--- Start of Data to use ---

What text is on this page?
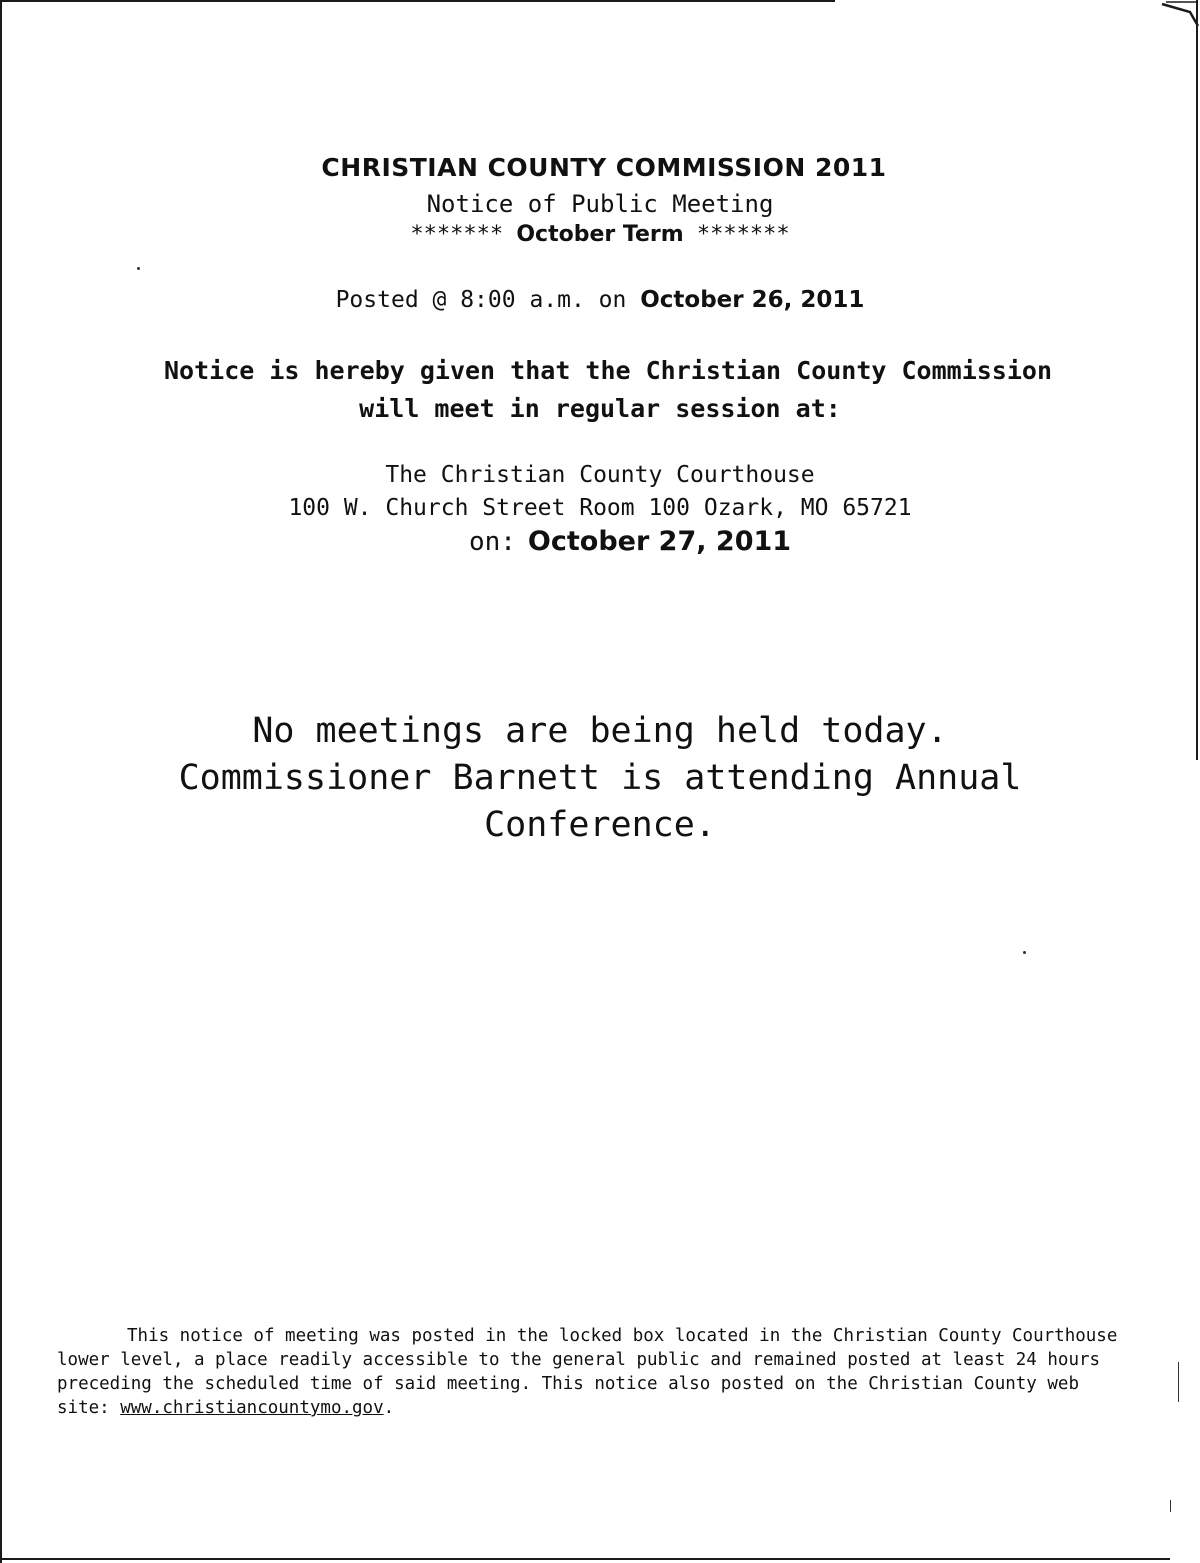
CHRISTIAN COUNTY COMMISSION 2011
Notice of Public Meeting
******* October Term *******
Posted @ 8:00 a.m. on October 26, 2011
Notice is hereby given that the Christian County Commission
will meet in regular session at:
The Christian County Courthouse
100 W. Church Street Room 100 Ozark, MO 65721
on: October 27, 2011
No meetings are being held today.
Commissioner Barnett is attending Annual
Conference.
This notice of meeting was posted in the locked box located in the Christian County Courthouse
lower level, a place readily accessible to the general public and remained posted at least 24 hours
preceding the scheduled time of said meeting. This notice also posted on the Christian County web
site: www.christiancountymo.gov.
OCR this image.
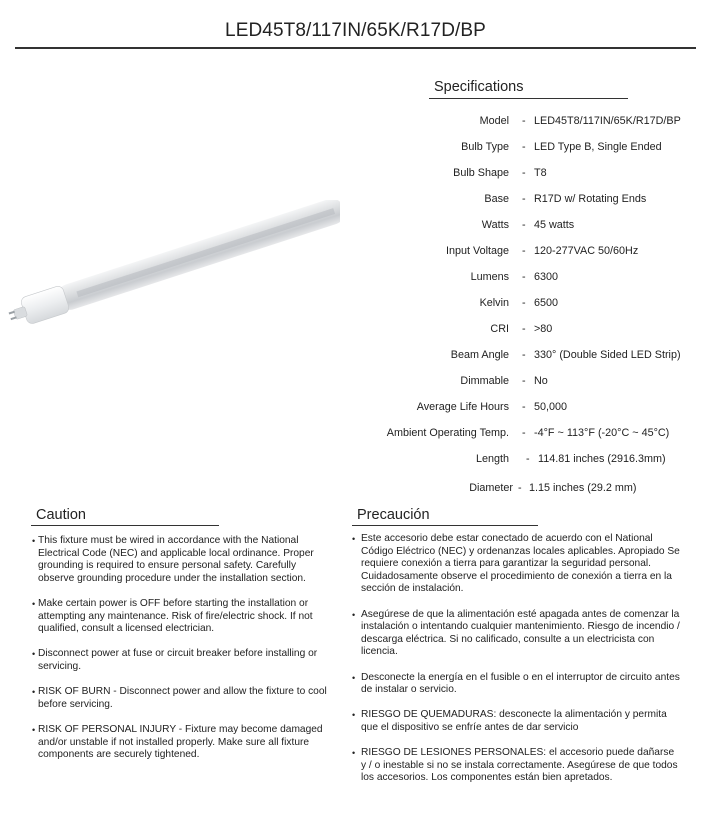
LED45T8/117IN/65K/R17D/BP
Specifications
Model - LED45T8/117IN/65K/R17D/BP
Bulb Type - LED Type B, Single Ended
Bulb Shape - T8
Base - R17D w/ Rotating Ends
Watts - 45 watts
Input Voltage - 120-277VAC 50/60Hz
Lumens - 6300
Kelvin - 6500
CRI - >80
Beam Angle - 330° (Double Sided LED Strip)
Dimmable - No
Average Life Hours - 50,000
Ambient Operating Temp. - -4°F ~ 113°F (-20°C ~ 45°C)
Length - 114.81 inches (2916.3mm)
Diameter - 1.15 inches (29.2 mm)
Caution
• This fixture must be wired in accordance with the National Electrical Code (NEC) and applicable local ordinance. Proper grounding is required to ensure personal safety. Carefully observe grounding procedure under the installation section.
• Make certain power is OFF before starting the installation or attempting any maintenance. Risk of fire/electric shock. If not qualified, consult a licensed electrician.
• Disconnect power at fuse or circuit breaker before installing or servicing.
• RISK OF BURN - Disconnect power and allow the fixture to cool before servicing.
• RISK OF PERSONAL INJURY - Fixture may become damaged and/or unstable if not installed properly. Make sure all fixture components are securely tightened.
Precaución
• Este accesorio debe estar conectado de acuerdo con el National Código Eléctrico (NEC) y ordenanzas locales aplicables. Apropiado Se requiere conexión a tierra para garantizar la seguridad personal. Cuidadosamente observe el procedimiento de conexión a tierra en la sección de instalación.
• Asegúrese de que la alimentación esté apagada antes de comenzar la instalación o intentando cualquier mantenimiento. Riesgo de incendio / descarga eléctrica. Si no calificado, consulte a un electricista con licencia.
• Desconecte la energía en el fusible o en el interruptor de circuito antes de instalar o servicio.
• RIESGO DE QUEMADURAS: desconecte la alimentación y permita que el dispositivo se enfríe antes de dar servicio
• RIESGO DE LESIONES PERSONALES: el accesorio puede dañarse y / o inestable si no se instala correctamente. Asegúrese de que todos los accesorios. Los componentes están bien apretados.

--- End of Data to use ---

◆ Task prompt ◆
Extract each line from the entries above that contains the string "observe".

◆ Response below ◆
• This fixture must be wired in accordance with the National Electrical Code (NEC) and applicable local ordinance. Proper grounding is required to ensure personal safety. Carefully observe grounding procedure under the installation section.
• Este accesorio debe estar conectado de acuerdo con el National Código Eléctrico (NEC) y ordenanzas locales aplicables. Apropiado Se requiere conexión a tierra para garantizar la seguridad personal. Cuidadosamente observe el procedimiento de conexión a tierra en la sección de instalación.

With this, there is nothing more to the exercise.